_To do_:
Set down each entry exactly as given; pictures should not appear in the copy.

== Extracted entries ==

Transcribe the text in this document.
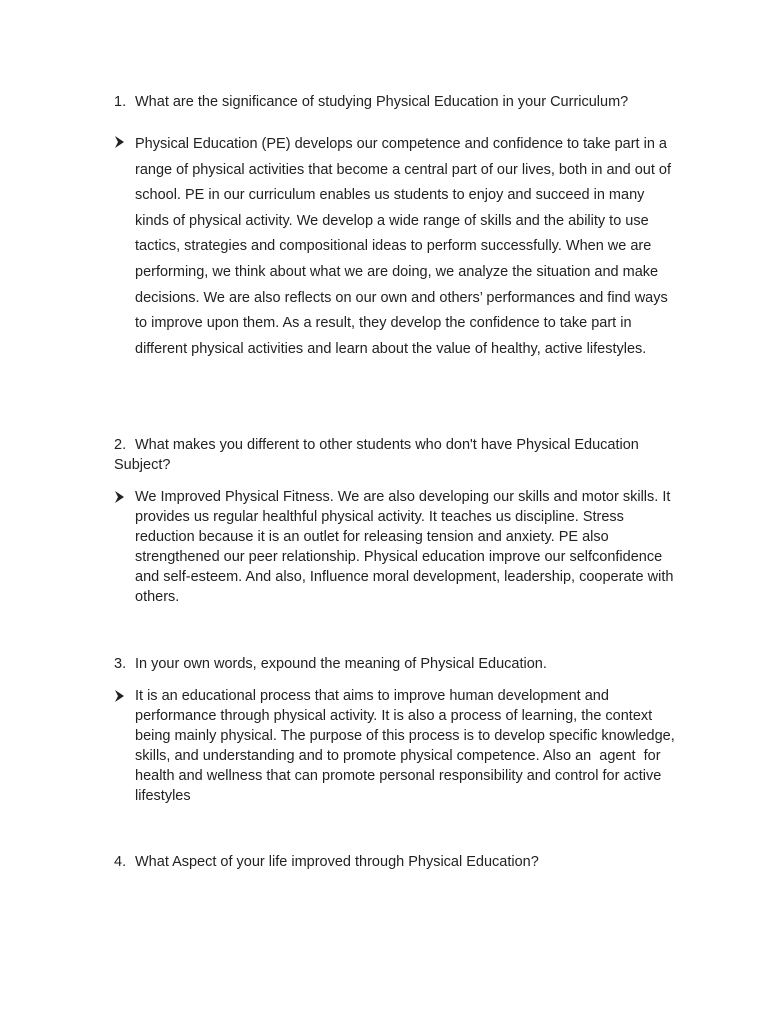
1. What are the significance of studying Physical Education in your Curriculum?

Physical Education (PE) develops our competence and confidence to take part in a range of physical activities that become a central part of our lives, both in and out of school. PE in our curriculum enables us students to enjoy and succeed in many kinds of physical activity. We develop a wide range of skills and the ability to use tactics, strategies and compositional ideas to perform successfully. When we are performing, we think about what we are doing, we analyze the situation and make decisions. We are also reflects on our own and others’ performances and find ways to improve upon them. As a result, they develop the confidence to take part in different physical activities and learn about the value of healthy, active lifestyles.

2. What makes you different to other students who don't have Physical Education Subject?

We Improved Physical Fitness. We are also developing our skills and motor skills. It provides us regular healthful physical activity. It teaches us discipline. Stress reduction because it is an outlet for releasing tension and anxiety. PE also strengthened our peer relationship. Physical education improve our selfconfidence and self-esteem. And also, Influence moral development, leadership, cooperate with others.

3. In your own words, expound the meaning of Physical Education.

It is an educational process that aims to improve human development and performance through physical activity. It is also a process of learning, the context being mainly physical. The purpose of this process is to develop specific knowledge, skills, and understanding and to promote physical competence. Also an  agent  for health and wellness that can promote personal responsibility and control for active lifestyles

4. What Aspect of your life improved through Physical Education?
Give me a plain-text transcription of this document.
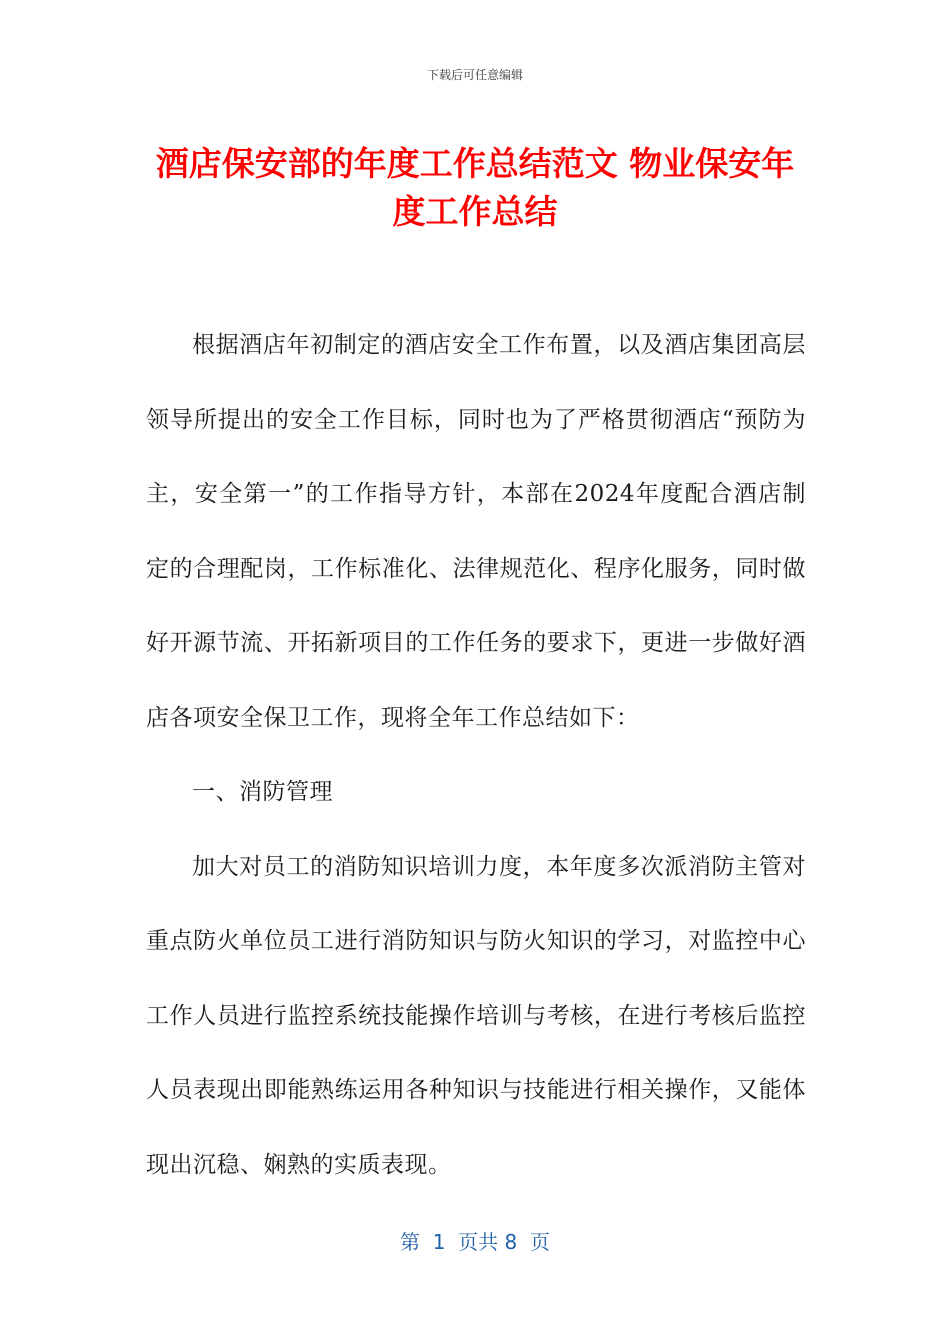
下载后可任意编辑
酒店保安部的年度工作总结范文 物业保安年度工作总结

根据酒店年初制定的酒店安全工作布置，以及酒店集团高层领导所提出的安全工作目标，同时也为了严格贯彻酒店“预防为主，安全第一”的工作指导方针，本部在2024年度配合酒店制定的合理配岗，工作标准化、法律规范化、程序化服务，同时做好开源节流、开拓新项目的工作任务的要求下，更进一步做好酒店各项安全保卫工作，现将全年工作总结如下：

一、消防管理

加大对员工的消防知识培训力度，本年度多次派消防主管对重点防火单位员工进行消防知识与防火知识的学习，对监控中心工作人员进行监控系统技能操作培训与考核，在进行考核后监控人员表现出即能熟练运用各种知识与技能进行相关操作，又能体现出沉稳、娴熟的实质表现。

第  1  页共 8  页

===

_Task response_:
Transcribe the text in this document.
1. What are the significance of studying Physical Education in your Curriculum?

Physical Education (PE) develops our competence and confidence to take part in a range of physical activities that become a central part of our lives, both in and out of school. PE in our curriculum enables us students to enjoy and succeed in many kinds of physical activity. We develop a wide range of skills and the ability to use tactics, strategies and compositional ideas to perform successfully. When we are performing, we think about what we are doing, we analyze the situation and make decisions. We are also reflects on our own and others’ performances and find ways to improve upon them. As a result, they develop the confidence to take part in different physical activities and learn about the value of healthy, active lifestyles.

2. What makes you different to other students who don't have Physical Education Subject?

We Improved Physical Fitness. We are also developing our skills and motor skills. It provides us regular healthful physical activity. It teaches us discipline. Stress reduction because it is an outlet for releasing tension and anxiety. PE also strengthened our peer relationship. Physical education improve our selfconfidence and self-esteem. And also, Influence moral development, leadership, cooperate with others.

3. In your own words, expound the meaning of Physical Education.

It is an educational process that aims to improve human development and performance through physical activity. It is also a process of learning, the context being mainly physical. The purpose of this process is to develop specific knowledge, skills, and understanding and to promote physical competence. Also an  agent  for health and wellness that can promote personal responsibility and control for active lifestyles

4. What Aspect of your life improved through Physical Education?
Give me a plain-text transcription of this document.
下载后可任意编辑
酒店保安部的年度工作总结范文 物业保安年度工作总结

根据酒店年初制定的酒店安全工作布置，以及酒店集团高层领导所提出的安全工作目标，同时也为了严格贯彻酒店“预防为主，安全第一”的工作指导方针，本部在2024年度配合酒店制定的合理配岗，工作标准化、法律规范化、程序化服务，同时做好开源节流、开拓新项目的工作任务的要求下，更进一步做好酒店各项安全保卫工作，现将全年工作总结如下：

一、消防管理

加大对员工的消防知识培训力度，本年度多次派消防主管对重点防火单位员工进行消防知识与防火知识的学习，对监控中心工作人员进行监控系统技能操作培训与考核，在进行考核后监控人员表现出即能熟练运用各种知识与技能进行相关操作，又能体现出沉稳、娴熟的实质表现。

第  1  页共 8  页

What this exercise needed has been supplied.